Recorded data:
[BEGIN]
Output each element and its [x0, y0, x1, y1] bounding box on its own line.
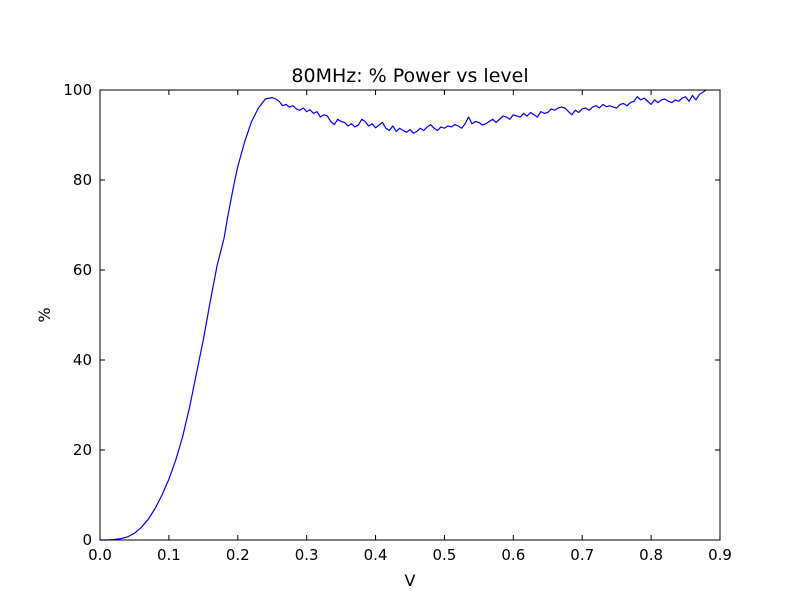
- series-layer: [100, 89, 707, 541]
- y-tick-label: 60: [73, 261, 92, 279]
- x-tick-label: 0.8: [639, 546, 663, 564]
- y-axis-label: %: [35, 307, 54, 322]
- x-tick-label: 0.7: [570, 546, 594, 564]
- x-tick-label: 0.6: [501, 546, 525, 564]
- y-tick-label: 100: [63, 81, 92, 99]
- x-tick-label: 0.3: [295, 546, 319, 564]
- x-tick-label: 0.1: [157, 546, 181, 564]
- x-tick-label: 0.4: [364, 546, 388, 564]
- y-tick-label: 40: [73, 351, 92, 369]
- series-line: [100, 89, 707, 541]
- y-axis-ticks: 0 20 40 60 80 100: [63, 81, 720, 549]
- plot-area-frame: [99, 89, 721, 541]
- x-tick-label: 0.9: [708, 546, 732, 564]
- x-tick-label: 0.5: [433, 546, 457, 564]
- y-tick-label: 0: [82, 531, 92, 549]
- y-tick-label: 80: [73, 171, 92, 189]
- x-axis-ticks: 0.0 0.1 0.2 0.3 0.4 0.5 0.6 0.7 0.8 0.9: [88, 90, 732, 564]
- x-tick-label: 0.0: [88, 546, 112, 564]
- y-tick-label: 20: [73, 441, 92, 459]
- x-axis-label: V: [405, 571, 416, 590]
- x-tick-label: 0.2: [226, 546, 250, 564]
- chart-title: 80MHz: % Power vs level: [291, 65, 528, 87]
[END]
[BEGIN]
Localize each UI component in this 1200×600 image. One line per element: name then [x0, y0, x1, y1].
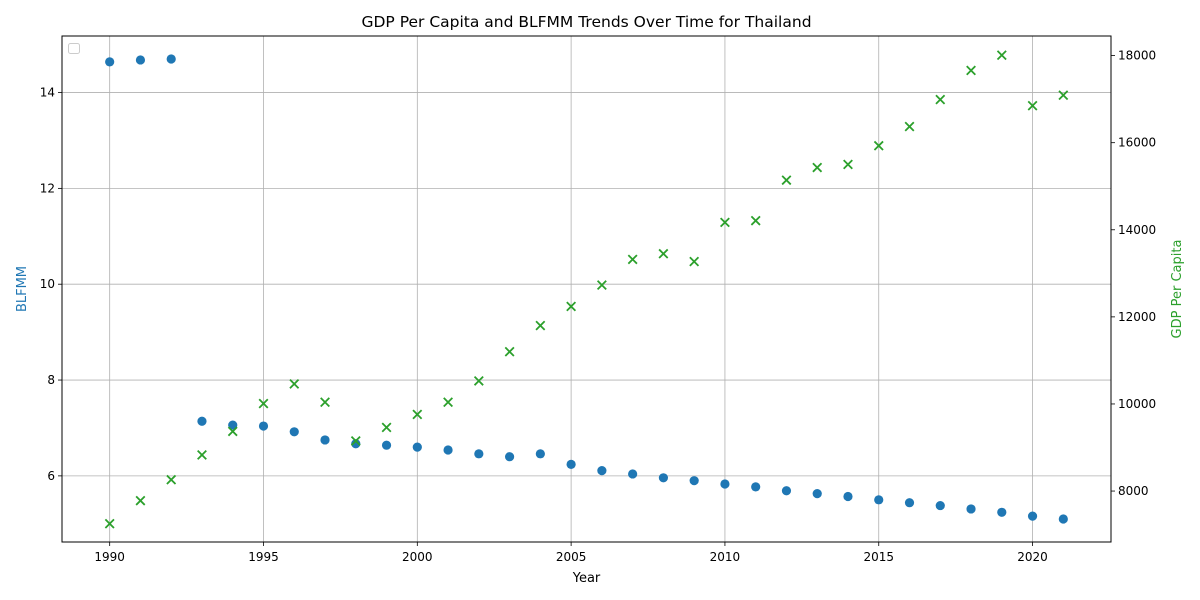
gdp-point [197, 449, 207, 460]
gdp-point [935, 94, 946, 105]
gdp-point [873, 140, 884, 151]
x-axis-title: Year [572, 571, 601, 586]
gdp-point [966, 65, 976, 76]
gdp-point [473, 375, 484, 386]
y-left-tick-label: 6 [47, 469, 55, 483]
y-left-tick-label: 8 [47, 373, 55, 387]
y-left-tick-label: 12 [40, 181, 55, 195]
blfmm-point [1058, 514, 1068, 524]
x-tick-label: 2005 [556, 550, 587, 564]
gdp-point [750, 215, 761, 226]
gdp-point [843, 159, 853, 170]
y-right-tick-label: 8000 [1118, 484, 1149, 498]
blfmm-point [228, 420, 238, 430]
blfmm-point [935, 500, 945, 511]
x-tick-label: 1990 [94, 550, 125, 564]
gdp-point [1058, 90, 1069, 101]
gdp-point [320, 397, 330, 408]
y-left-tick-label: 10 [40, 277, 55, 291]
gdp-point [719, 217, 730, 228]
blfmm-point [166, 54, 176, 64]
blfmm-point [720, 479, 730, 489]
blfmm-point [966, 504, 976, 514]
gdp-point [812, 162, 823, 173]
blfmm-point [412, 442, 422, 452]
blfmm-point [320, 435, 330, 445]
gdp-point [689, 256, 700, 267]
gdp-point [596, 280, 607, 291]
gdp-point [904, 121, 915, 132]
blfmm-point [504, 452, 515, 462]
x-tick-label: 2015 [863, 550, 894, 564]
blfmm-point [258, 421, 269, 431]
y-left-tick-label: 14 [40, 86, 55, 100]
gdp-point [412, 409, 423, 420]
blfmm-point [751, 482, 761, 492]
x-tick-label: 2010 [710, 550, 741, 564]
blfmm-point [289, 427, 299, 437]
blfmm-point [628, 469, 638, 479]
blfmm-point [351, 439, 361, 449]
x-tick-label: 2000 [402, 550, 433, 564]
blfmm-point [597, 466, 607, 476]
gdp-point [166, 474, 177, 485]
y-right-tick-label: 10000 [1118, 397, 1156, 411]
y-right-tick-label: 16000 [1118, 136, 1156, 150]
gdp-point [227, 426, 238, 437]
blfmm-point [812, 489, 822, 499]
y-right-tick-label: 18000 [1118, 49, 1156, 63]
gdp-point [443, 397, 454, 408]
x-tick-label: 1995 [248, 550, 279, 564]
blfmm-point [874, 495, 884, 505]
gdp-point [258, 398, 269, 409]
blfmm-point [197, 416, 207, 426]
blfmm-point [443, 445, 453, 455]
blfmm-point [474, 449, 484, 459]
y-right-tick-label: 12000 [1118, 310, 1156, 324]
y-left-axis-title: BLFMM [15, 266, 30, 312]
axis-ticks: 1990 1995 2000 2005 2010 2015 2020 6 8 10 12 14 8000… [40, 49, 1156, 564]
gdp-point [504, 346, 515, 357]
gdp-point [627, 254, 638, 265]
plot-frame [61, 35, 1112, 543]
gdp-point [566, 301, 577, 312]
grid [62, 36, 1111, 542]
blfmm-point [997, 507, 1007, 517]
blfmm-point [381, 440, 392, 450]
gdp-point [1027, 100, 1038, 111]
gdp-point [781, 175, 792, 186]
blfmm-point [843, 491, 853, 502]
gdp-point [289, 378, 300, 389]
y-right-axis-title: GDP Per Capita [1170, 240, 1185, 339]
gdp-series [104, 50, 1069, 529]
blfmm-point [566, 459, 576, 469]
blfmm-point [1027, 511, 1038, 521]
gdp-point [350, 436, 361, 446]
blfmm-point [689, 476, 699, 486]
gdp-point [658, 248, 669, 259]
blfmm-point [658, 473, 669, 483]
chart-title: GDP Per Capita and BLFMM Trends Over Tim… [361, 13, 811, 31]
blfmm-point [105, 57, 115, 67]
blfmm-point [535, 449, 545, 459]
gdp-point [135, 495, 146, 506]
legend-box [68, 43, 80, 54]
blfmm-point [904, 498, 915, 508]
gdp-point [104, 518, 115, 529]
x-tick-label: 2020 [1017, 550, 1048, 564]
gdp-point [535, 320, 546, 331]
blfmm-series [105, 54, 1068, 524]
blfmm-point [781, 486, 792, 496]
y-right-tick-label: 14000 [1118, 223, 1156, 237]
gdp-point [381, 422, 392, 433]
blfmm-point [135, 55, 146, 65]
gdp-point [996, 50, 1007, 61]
[END]
Do this
Please write out the listing again from the line with "gdp-point [197, 449, 207, 460]" up to and including the line with "gdp-point [719, 217, 730, 228]", swapping "blfmm-point" for "blfmm-marker" and leaving everything else unchanged.

Result
gdp-point [197, 449, 207, 460]
gdp-point [935, 94, 946, 105]
gdp-point [873, 140, 884, 151]
x-axis-title: Year [572, 571, 601, 586]
gdp-point [966, 65, 976, 76]
gdp-point [473, 375, 484, 386]
y-left-tick-label: 6 [47, 469, 55, 483]
y-left-tick-label: 8 [47, 373, 55, 387]
y-left-tick-label: 12 [40, 181, 55, 195]
blfmm-marker [1058, 514, 1068, 524]
x-tick-label: 2005 [556, 550, 587, 564]
gdp-point [750, 215, 761, 226]
gdp-point [843, 159, 853, 170]
y-right-tick-label: 8000 [1118, 484, 1149, 498]
blfmm-marker [228, 420, 238, 430]
blfmm-marker [935, 500, 945, 511]
x-tick-label: 1990 [94, 550, 125, 564]
gdp-point [1058, 90, 1069, 101]
gdp-point [320, 397, 330, 408]
y-left-tick-label: 10 [40, 277, 55, 291]
gdp-point [719, 217, 730, 228]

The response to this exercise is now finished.